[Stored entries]
[start]
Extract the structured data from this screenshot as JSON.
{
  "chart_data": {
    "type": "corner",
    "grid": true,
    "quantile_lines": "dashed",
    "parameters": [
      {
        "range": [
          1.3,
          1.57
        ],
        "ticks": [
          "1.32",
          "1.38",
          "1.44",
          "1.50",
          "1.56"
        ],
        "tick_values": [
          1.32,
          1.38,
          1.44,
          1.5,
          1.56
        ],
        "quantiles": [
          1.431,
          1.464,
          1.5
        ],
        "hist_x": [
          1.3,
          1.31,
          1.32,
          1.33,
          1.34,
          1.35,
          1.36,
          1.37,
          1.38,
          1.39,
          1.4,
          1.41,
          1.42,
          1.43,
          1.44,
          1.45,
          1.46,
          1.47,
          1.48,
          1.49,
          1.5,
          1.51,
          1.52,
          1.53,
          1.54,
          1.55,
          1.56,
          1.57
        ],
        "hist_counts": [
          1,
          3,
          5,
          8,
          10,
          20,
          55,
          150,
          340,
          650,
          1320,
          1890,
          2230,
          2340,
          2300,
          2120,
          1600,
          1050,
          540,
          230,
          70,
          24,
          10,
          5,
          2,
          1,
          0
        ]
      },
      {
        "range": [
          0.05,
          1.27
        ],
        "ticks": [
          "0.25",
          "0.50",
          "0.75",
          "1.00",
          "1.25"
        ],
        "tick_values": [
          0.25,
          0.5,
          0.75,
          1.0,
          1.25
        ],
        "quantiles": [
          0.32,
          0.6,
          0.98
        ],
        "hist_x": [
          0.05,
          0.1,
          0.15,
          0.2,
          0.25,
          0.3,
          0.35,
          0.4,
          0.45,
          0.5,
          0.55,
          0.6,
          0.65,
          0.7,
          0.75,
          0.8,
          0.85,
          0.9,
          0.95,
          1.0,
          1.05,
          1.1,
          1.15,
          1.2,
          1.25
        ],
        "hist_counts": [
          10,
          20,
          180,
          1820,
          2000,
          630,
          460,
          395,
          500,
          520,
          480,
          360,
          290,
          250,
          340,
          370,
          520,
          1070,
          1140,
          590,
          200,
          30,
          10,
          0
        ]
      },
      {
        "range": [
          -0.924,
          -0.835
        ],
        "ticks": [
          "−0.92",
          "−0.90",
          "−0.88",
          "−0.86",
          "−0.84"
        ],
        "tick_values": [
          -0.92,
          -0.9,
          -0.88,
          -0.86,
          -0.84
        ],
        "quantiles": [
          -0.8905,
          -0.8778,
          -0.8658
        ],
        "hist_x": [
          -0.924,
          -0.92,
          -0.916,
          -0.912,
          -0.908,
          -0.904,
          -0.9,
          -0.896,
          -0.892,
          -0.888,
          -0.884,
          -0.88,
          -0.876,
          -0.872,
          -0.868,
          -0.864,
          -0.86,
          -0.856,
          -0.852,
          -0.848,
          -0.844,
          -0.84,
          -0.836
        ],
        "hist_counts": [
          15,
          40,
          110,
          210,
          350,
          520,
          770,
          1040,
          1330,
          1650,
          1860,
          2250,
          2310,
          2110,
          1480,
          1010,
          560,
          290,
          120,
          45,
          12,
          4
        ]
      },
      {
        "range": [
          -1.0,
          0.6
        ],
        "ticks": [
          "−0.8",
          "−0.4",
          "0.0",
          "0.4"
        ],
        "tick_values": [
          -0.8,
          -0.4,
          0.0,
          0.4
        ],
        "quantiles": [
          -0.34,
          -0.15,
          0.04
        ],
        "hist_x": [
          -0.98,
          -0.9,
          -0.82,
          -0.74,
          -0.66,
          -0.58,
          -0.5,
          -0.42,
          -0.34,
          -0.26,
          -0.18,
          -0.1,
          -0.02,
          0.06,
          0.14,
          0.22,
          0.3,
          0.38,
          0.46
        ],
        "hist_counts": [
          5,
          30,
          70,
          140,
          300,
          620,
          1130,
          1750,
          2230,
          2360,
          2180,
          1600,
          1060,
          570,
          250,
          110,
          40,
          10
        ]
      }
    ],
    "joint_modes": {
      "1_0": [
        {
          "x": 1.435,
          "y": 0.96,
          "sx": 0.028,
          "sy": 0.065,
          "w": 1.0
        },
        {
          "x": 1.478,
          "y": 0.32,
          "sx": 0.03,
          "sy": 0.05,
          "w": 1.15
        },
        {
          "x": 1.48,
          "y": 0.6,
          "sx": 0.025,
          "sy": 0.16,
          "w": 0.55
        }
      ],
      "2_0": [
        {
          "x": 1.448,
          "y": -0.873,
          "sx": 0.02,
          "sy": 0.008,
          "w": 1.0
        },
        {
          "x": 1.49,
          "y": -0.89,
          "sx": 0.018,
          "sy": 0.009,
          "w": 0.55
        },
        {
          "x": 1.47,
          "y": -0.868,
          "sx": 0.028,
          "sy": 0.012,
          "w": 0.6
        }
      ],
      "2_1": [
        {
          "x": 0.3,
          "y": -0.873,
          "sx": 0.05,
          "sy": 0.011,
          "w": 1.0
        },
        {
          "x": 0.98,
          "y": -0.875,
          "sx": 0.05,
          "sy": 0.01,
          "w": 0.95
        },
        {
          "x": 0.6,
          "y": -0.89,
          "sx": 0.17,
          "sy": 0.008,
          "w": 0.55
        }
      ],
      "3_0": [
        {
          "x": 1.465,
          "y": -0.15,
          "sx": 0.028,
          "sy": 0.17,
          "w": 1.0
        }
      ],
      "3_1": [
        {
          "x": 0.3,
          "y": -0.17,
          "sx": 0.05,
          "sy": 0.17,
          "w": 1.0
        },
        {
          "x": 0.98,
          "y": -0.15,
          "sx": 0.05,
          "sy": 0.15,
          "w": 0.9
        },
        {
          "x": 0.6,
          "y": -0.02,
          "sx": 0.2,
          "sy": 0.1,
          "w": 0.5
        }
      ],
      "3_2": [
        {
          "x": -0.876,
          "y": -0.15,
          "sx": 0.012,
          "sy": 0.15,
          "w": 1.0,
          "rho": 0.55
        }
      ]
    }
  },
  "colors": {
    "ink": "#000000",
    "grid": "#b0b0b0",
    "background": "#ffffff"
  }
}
[end]
● **TASK BRIEF**: Copy out each record from above, exactly.

● **REPLY**:
Extract the structured data from this screenshot as JSON.
{
  "chart_data": {
    "type": "corner",
    "grid": true,
    "quantile_lines": "dashed",
    "parameters": [
      {
        "range": [
          1.3,
          1.57
        ],
        "ticks": [
          "1.32",
          "1.38",
          "1.44",
          "1.50",
          "1.56"
        ],
        "tick_values": [
          1.32,
          1.38,
          1.44,
          1.5,
          1.56
        ],
        "quantiles": [
          1.431,
          1.464,
          1.5
        ],
        "hist_x": [
          1.3,
          1.31,
          1.32,
          1.33,
          1.34,
          1.35,
          1.36,
          1.37,
          1.38,
          1.39,
          1.4,
          1.41,
          1.42,
          1.43,
          1.44,
          1.45,
          1.46,
          1.47,
          1.48,
          1.49,
          1.5,
          1.51,
          1.52,
          1.53,
          1.54,
          1.55,
          1.56,
          1.57
        ],
        "hist_counts": [
          1,
          3,
          5,
          8,
          10,
          20,
          55,
          150,
          340,
          650,
          1320,
          1890,
          2230,
          2340,
          2300,
          2120,
          1600,
          1050,
          540,
          230,
          70,
          24,
          10,
          5,
          2,
          1,
          0
        ]
      },
      {
        "range": [
          0.05,
          1.27
        ],
        "ticks": [
          "0.25",
          "0.50",
          "0.75",
          "1.00",
          "1.25"
        ],
        "tick_values": [
          0.25,
          0.5,
          0.75,
          1.0,
          1.25
        ],
        "quantiles": [
          0.32,
          0.6,
          0.98
        ],
        "hist_x": [
          0.05,
          0.1,
          0.15,
          0.2,
          0.25,
          0.3,
          0.35,
          0.4,
          0.45,
          0.5,
          0.55,
          0.6,
          0.65,
          0.7,
          0.75,
          0.8,
          0.85,
          0.9,
          0.95,
          1.0,
          1.05,
          1.1,
          1.15,
          1.2,
          1.25
        ],
        "hist_counts": [
          10,
          20,
          180,
          1820,
          2000,
          630,
          460,
          395,
          500,
          520,
          480,
          360,
          290,
          250,
          340,
          370,
          520,
          1070,
          1140,
          590,
          200,
          30,
          10,
          0
        ]
      },
      {
        "range": [
          -0.924,
          -0.835
        ],
        "ticks": [
          "−0.92",
          "−0.90",
          "−0.88",
          "−0.86",
          "−0.84"
        ],
        "tick_values": [
          -0.92,
          -0.9,
          -0.88,
          -0.86,
          -0.84
        ],
        "quantiles": [
          -0.8905,
          -0.8778,
          -0.8658
        ],
        "hist_x": [
          -0.924,
          -0.92,
          -0.916,
          -0.912,
          -0.908,
          -0.904,
          -0.9,
          -0.896,
          -0.892,
          -0.888,
          -0.884,
          -0.88,
          -0.876,
          -0.872,
          -0.868,
          -0.864,
          -0.86,
          -0.856,
          -0.852,
          -0.848,
          -0.844,
          -0.84,
          -0.836
        ],
        "hist_counts": [
          15,
          40,
          110,
          210,
          350,
          520,
          770,
          1040,
          1330,
          1650,
          1860,
          2250,
          2310,
          2110,
          1480,
          1010,
          560,
          290,
          120,
          45,
          12,
          4
        ]
      },
      {
        "range": [
          -1.0,
          0.6
        ],
        "ticks": [
          "−0.8",
          "−0.4",
          "0.0",
          "0.4"
        ],
        "tick_values": [
          -0.8,
          -0.4,
          0.0,
          0.4
        ],
        "quantiles": [
          -0.34,
          -0.15,
          0.04
        ],
        "hist_x": [
          -0.98,
          -0.9,
          -0.82,
          -0.74,
          -0.66,
          -0.58,
          -0.5,
          -0.42,
          -0.34,
          -0.26,
          -0.18,
          -0.1,
          -0.02,
          0.06,
          0.14,
          0.22,
          0.3,
          0.38,
          0.46
        ],
        "hist_counts": [
          5,
          30,
          70,
          140,
          300,
          620,
          1130,
          1750,
          2230,
          2360,
          2180,
          1600,
          1060,
          570,
          250,
          110,
          40,
          10
        ]
      }
    ],
    "joint_modes": {
      "1_0": [
        {
          "x": 1.435,
          "y": 0.96,
          "sx": 0.028,
          "sy": 0.065,
          "w": 1.0
        },
        {
          "x": 1.478,
          "y": 0.32,
          "sx": 0.03,
          "sy": 0.05,
          "w": 1.15
        },
        {
          "x": 1.48,
          "y": 0.6,
          "sx": 0.025,
          "sy": 0.16,
          "w": 0.55
        }
      ],
      "2_0": [
        {
          "x": 1.448,
          "y": -0.873,
          "sx": 0.02,
          "sy": 0.008,
          "w": 1.0
        },
        {
          "x": 1.49,
          "y": -0.89,
          "sx": 0.018,
          "sy": 0.009,
          "w": 0.55
        },
        {
          "x": 1.47,
          "y": -0.868,
          "sx": 0.028,
          "sy": 0.012,
          "w": 0.6
        }
      ],
      "2_1": [
        {
          "x": 0.3,
          "y": -0.873,
          "sx": 0.05,
          "sy": 0.011,
          "w": 1.0
        },
        {
          "x": 0.98,
          "y": -0.875,
          "sx": 0.05,
          "sy": 0.01,
          "w": 0.95
        },
        {
          "x": 0.6,
          "y": -0.89,
          "sx": 0.17,
          "sy": 0.008,
          "w": 0.55
        }
      ],
      "3_0": [
        {
          "x": 1.465,
          "y": -0.15,
          "sx": 0.028,
          "sy": 0.17,
          "w": 1.0
        }
      ],
      "3_1": [
        {
          "x": 0.3,
          "y": -0.17,
          "sx": 0.05,
          "sy": 0.17,
          "w": 1.0
        },
        {
          "x": 0.98,
          "y": -0.15,
          "sx": 0.05,
          "sy": 0.15,
          "w": 0.9
        },
        {
          "x": 0.6,
          "y": -0.02,
          "sx": 0.2,
          "sy": 0.1,
          "w": 0.5
        }
      ],
      "3_2": [
        {
          "x": -0.876,
          "y": -0.15,
          "sx": 0.012,
          "sy": 0.15,
          "w": 1.0,
          "rho": 0.55
        }
      ]
    }
  },
  "colors": {
    "ink": "#000000",
    "grid": "#b0b0b0",
    "background": "#ffffff"
  }
}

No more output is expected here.